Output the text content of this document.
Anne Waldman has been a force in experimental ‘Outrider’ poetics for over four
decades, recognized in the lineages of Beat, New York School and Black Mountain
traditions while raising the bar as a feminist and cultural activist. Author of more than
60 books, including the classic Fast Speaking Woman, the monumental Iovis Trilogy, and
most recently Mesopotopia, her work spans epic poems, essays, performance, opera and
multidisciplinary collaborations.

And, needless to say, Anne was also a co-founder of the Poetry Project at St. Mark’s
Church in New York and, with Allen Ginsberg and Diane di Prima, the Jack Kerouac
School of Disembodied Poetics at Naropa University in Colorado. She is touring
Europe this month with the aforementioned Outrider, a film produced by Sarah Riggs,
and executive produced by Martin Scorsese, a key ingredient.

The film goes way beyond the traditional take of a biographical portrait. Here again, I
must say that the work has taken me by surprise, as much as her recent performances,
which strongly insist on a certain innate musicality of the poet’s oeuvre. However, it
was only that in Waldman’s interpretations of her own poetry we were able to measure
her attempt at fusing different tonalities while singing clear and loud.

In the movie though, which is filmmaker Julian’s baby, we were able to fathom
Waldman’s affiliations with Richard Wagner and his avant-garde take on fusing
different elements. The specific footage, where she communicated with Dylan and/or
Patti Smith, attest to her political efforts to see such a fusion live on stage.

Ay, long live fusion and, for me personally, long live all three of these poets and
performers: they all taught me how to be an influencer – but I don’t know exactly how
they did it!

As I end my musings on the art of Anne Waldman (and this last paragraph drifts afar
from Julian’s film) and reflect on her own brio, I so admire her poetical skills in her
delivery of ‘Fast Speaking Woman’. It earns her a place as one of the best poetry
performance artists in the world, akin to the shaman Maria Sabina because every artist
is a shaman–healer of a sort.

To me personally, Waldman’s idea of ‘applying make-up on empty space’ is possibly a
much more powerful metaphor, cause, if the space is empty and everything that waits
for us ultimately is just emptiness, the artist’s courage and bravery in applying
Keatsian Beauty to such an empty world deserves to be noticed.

════

**Exercise requirements**
From the entries above, copy every line that holds the word "which".

**Exercise response**
which strongly insist on a certain innate musicality of the poet’s oeuvre. However, it
In the movie though, which is filmmaker Julian’s baby, we were able to fathom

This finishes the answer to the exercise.